+++ Material provided +++

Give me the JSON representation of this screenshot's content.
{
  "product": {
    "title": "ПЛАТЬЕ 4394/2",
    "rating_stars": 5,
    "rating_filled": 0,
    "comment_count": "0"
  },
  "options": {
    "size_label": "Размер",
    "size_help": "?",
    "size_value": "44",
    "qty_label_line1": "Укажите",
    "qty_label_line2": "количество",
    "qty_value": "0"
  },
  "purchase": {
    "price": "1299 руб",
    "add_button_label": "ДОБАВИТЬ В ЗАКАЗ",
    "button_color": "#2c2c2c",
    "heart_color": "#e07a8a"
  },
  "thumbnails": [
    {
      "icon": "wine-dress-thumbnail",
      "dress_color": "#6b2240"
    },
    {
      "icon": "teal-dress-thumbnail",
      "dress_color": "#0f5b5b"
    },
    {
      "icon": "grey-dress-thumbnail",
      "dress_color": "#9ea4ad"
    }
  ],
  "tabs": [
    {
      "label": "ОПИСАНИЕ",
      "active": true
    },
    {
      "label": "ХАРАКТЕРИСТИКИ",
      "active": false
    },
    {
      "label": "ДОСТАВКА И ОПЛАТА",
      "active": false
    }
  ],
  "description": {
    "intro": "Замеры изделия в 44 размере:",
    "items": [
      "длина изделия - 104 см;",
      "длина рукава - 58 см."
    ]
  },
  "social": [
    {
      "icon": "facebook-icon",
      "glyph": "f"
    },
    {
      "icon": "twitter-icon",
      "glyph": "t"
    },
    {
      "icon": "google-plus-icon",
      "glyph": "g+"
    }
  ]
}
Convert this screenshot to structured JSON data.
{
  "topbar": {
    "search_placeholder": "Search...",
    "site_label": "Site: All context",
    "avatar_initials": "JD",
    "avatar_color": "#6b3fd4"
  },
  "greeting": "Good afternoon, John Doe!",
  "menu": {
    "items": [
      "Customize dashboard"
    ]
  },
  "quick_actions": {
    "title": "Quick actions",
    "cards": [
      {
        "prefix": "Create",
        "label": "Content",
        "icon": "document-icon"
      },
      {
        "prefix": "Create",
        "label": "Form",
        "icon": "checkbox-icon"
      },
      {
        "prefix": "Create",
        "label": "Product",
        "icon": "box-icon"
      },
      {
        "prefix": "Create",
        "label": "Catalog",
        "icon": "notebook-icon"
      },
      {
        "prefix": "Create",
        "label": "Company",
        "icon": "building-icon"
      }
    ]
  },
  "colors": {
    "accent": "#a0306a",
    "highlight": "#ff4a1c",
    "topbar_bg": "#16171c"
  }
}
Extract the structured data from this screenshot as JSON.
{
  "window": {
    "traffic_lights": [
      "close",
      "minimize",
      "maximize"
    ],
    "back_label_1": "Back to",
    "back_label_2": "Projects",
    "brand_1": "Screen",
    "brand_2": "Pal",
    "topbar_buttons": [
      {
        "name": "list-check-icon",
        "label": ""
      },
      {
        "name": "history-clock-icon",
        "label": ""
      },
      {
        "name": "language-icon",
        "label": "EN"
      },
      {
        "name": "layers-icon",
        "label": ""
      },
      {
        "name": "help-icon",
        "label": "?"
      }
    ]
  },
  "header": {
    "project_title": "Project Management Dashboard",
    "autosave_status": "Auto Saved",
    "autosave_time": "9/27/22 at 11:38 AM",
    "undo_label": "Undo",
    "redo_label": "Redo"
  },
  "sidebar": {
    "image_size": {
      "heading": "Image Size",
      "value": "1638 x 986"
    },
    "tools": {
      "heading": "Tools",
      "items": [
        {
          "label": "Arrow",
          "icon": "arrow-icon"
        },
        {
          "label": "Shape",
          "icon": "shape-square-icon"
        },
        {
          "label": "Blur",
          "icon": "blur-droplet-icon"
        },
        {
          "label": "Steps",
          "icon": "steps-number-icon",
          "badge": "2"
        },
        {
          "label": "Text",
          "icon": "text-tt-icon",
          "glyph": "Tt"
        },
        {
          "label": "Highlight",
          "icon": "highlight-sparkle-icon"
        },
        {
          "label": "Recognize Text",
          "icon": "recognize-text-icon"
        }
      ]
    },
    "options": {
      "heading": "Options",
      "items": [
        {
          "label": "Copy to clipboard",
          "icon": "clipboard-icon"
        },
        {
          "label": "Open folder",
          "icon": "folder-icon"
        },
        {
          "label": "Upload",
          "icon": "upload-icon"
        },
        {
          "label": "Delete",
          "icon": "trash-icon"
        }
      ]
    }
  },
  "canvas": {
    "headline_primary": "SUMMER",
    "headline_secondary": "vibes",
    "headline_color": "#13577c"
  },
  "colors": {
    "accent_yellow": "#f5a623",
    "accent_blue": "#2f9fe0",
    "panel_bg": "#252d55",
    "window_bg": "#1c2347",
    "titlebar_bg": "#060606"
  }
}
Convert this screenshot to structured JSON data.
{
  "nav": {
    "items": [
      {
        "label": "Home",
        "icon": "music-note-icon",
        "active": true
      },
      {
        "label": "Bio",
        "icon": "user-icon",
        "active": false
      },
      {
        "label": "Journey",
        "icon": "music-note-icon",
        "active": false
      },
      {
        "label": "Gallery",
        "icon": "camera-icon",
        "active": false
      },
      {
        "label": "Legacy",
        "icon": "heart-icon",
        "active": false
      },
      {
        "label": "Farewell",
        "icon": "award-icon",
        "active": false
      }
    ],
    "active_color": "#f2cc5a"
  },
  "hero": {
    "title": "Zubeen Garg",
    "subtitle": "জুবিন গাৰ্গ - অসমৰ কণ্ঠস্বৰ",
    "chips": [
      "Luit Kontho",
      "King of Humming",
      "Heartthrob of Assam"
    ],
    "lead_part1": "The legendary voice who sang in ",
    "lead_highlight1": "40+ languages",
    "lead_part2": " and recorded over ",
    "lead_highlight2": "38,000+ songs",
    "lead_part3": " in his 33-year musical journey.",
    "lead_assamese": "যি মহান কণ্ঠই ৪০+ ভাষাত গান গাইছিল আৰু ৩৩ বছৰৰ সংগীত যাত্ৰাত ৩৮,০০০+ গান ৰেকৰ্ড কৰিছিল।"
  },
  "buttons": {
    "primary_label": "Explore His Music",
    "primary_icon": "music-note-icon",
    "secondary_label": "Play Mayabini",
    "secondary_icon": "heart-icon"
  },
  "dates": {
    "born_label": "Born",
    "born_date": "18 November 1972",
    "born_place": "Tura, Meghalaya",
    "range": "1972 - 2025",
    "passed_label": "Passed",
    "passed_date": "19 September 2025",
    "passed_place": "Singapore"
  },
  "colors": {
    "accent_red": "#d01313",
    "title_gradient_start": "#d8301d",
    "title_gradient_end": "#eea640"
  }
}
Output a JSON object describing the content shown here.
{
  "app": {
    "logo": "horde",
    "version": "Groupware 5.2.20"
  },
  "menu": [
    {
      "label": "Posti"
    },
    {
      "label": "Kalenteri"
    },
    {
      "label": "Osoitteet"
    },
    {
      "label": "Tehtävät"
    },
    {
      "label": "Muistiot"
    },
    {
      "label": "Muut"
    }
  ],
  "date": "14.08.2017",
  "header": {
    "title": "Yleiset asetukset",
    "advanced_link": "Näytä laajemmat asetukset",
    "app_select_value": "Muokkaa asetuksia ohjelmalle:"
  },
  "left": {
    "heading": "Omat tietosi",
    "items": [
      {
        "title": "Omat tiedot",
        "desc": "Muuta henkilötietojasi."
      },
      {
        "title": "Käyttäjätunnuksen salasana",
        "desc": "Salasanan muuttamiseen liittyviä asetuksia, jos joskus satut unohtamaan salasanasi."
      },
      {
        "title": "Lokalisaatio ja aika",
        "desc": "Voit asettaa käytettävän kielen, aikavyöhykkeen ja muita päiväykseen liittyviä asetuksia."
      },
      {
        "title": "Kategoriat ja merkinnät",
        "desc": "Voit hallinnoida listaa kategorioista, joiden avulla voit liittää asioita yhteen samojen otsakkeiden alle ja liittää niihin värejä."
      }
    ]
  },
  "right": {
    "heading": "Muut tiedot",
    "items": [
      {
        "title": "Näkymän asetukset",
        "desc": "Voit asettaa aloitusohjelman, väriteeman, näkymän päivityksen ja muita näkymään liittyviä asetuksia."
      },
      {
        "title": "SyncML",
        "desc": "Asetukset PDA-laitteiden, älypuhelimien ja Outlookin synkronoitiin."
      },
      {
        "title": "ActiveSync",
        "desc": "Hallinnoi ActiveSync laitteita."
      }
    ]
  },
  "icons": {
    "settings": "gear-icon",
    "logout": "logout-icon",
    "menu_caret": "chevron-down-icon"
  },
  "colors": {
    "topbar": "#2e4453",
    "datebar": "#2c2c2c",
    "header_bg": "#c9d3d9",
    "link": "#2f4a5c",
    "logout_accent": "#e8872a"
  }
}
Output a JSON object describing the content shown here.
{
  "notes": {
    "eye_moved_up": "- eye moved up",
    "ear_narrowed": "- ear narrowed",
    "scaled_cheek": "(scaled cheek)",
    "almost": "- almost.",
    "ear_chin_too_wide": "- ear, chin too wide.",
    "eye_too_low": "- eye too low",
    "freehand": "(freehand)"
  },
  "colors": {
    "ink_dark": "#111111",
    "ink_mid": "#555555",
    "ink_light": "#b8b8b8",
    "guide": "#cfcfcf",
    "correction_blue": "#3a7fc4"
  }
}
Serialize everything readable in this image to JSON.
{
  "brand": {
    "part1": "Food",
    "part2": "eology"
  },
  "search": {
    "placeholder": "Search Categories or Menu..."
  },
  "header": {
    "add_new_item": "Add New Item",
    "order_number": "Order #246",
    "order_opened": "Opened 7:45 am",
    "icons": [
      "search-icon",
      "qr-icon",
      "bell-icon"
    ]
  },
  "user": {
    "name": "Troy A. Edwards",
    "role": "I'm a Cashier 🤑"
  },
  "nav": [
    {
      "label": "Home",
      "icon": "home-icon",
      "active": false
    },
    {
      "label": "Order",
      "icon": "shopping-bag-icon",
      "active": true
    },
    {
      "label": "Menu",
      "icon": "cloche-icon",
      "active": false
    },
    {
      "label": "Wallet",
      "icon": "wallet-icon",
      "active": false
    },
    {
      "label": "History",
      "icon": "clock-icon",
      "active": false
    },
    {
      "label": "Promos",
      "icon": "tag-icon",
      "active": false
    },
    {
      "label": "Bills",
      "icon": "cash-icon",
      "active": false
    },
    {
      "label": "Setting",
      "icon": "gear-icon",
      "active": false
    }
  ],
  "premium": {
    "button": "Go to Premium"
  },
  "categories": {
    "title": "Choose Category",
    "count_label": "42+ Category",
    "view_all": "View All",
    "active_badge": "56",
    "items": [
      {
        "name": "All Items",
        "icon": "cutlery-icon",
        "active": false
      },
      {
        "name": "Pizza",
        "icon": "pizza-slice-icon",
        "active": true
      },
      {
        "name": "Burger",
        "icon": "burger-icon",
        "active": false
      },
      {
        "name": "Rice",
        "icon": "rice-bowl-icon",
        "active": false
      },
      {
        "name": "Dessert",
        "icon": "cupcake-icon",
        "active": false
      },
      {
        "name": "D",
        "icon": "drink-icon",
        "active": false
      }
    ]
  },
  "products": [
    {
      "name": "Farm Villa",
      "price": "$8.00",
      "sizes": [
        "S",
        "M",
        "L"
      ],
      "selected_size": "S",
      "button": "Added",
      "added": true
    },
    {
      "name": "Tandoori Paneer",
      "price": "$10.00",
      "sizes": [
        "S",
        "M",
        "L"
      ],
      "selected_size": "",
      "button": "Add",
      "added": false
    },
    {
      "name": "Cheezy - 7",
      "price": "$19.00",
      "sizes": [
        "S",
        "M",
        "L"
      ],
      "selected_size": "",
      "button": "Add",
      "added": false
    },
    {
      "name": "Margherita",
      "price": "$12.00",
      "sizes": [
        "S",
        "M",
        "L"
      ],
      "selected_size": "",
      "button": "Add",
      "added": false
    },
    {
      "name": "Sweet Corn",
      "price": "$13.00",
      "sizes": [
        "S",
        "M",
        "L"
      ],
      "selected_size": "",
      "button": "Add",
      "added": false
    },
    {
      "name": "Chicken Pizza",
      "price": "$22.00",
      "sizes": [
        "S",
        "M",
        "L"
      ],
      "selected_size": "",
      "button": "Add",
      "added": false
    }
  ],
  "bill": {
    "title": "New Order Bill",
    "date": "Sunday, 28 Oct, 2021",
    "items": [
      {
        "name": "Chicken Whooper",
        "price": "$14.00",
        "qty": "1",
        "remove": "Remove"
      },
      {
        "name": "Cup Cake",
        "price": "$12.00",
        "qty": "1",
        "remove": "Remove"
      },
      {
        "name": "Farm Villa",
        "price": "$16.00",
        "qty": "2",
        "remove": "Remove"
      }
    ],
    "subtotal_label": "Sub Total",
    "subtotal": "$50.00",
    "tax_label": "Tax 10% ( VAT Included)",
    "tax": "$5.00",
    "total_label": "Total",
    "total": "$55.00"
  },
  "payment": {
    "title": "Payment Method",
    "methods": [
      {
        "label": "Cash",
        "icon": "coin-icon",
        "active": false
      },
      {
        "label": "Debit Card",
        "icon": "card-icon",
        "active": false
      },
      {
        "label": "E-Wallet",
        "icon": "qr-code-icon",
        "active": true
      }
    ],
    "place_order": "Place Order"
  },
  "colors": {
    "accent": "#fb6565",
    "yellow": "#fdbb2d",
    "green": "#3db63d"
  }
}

+++

→ **Short task**: Collect every line with the string "tiedot" from the records, and copy each.

→ **Answer to this task**:
        "title": "Omat tiedot",
    "heading": "Muut tiedot",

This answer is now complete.